» WRITTEN PROBLEM: Reproduce all of the data word for word.

» AVAILABLE RECORDS:
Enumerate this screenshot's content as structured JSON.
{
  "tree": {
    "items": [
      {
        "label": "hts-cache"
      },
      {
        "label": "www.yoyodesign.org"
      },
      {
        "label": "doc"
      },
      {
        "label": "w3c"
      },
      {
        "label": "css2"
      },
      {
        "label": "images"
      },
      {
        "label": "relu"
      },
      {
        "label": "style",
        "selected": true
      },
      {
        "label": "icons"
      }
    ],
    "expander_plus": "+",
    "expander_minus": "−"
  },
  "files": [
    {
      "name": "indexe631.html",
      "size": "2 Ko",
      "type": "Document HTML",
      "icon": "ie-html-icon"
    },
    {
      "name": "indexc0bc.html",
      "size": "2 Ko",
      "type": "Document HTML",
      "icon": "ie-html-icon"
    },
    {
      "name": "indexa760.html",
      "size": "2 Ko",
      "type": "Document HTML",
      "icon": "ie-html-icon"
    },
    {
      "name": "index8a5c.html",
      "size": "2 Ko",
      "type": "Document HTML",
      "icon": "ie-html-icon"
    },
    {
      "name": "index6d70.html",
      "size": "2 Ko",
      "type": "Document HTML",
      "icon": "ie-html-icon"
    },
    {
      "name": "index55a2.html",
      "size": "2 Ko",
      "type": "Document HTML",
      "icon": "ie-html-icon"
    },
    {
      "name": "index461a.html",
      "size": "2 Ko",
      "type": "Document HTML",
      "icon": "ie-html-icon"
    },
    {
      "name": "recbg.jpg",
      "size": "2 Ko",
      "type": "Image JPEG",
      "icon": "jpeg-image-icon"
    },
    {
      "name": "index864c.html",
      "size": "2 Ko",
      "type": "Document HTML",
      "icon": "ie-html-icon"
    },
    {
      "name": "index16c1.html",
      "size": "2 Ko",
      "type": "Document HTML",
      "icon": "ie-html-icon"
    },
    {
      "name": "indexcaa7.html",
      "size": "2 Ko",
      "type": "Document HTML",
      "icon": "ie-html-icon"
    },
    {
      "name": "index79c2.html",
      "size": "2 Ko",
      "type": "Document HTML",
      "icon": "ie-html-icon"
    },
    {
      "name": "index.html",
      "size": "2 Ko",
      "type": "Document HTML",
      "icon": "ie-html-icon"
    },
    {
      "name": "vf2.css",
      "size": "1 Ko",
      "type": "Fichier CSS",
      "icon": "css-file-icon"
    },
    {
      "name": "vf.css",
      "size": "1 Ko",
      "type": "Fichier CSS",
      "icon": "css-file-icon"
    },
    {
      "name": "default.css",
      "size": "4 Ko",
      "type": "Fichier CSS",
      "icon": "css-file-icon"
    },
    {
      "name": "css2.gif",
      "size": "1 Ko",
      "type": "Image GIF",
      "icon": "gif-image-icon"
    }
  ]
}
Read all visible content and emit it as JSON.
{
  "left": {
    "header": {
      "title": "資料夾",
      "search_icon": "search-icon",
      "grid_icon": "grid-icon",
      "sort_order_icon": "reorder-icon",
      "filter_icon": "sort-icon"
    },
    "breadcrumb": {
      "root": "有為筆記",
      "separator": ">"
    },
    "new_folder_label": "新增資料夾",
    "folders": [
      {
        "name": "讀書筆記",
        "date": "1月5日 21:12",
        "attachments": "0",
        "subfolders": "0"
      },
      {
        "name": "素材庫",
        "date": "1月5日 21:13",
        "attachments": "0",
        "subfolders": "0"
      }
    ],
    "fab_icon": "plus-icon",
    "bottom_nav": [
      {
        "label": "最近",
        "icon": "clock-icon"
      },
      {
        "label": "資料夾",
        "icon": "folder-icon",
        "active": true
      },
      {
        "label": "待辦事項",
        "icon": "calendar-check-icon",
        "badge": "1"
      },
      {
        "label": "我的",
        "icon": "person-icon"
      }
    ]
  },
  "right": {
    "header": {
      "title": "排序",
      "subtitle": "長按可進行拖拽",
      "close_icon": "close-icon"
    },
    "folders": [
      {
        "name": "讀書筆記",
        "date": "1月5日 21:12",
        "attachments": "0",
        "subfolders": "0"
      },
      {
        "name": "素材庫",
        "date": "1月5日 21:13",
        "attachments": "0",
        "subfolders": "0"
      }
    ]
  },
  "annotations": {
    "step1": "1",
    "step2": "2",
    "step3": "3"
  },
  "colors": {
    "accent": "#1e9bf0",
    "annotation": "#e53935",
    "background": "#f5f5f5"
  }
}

» THE REPLY:
Enumerate this screenshot's content as structured JSON.
{
  "tree": {
    "items": [
      {
        "label": "hts-cache"
      },
      {
        "label": "www.yoyodesign.org"
      },
      {
        "label": "doc"
      },
      {
        "label": "w3c"
      },
      {
        "label": "css2"
      },
      {
        "label": "images"
      },
      {
        "label": "relu"
      },
      {
        "label": "style",
        "selected": true
      },
      {
        "label": "icons"
      }
    ],
    "expander_plus": "+",
    "expander_minus": "−"
  },
  "files": [
    {
      "name": "indexe631.html",
      "size": "2 Ko",
      "type": "Document HTML",
      "icon": "ie-html-icon"
    },
    {
      "name": "indexc0bc.html",
      "size": "2 Ko",
      "type": "Document HTML",
      "icon": "ie-html-icon"
    },
    {
      "name": "indexa760.html",
      "size": "2 Ko",
      "type": "Document HTML",
      "icon": "ie-html-icon"
    },
    {
      "name": "index8a5c.html",
      "size": "2 Ko",
      "type": "Document HTML",
      "icon": "ie-html-icon"
    },
    {
      "name": "index6d70.html",
      "size": "2 Ko",
      "type": "Document HTML",
      "icon": "ie-html-icon"
    },
    {
      "name": "index55a2.html",
      "size": "2 Ko",
      "type": "Document HTML",
      "icon": "ie-html-icon"
    },
    {
      "name": "index461a.html",
      "size": "2 Ko",
      "type": "Document HTML",
      "icon": "ie-html-icon"
    },
    {
      "name": "recbg.jpg",
      "size": "2 Ko",
      "type": "Image JPEG",
      "icon": "jpeg-image-icon"
    },
    {
      "name": "index864c.html",
      "size": "2 Ko",
      "type": "Document HTML",
      "icon": "ie-html-icon"
    },
    {
      "name": "index16c1.html",
      "size": "2 Ko",
      "type": "Document HTML",
      "icon": "ie-html-icon"
    },
    {
      "name": "indexcaa7.html",
      "size": "2 Ko",
      "type": "Document HTML",
      "icon": "ie-html-icon"
    },
    {
      "name": "index79c2.html",
      "size": "2 Ko",
      "type": "Document HTML",
      "icon": "ie-html-icon"
    },
    {
      "name": "index.html",
      "size": "2 Ko",
      "type": "Document HTML",
      "icon": "ie-html-icon"
    },
    {
      "name": "vf2.css",
      "size": "1 Ko",
      "type": "Fichier CSS",
      "icon": "css-file-icon"
    },
    {
      "name": "vf.css",
      "size": "1 Ko",
      "type": "Fichier CSS",
      "icon": "css-file-icon"
    },
    {
      "name": "default.css",
      "size": "4 Ko",
      "type": "Fichier CSS",
      "icon": "css-file-icon"
    },
    {
      "name": "css2.gif",
      "size": "1 Ko",
      "type": "Image GIF",
      "icon": "gif-image-icon"
    }
  ]
}
Read all visible content and emit it as JSON.
{
  "left": {
    "header": {
      "title": "資料夾",
      "search_icon": "search-icon",
      "grid_icon": "grid-icon",
      "sort_order_icon": "reorder-icon",
      "filter_icon": "sort-icon"
    },
    "breadcrumb": {
      "root": "有為筆記",
      "separator": ">"
    },
    "new_folder_label": "新增資料夾",
    "folders": [
      {
        "name": "讀書筆記",
        "date": "1月5日 21:12",
        "attachments": "0",
        "subfolders": "0"
      },
      {
        "name": "素材庫",
        "date": "1月5日 21:13",
        "attachments": "0",
        "subfolders": "0"
      }
    ],
    "fab_icon": "plus-icon",
    "bottom_nav": [
      {
        "label": "最近",
        "icon": "clock-icon"
      },
      {
        "label": "資料夾",
        "icon": "folder-icon",
        "active": true
      },
      {
        "label": "待辦事項",
        "icon": "calendar-check-icon",
        "badge": "1"
      },
      {
        "label": "我的",
        "icon": "person-icon"
      }
    ]
  },
  "right": {
    "header": {
      "title": "排序",
      "subtitle": "長按可進行拖拽",
      "close_icon": "close-icon"
    },
    "folders": [
      {
        "name": "讀書筆記",
        "date": "1月5日 21:12",
        "attachments": "0",
        "subfolders": "0"
      },
      {
        "name": "素材庫",
        "date": "1月5日 21:13",
        "attachments": "0",
        "subfolders": "0"
      }
    ]
  },
  "annotations": {
    "step1": "1",
    "step2": "2",
    "step3": "3"
  },
  "colors": {
    "accent": "#1e9bf0",
    "annotation": "#e53935",
    "background": "#f5f5f5"
  }
}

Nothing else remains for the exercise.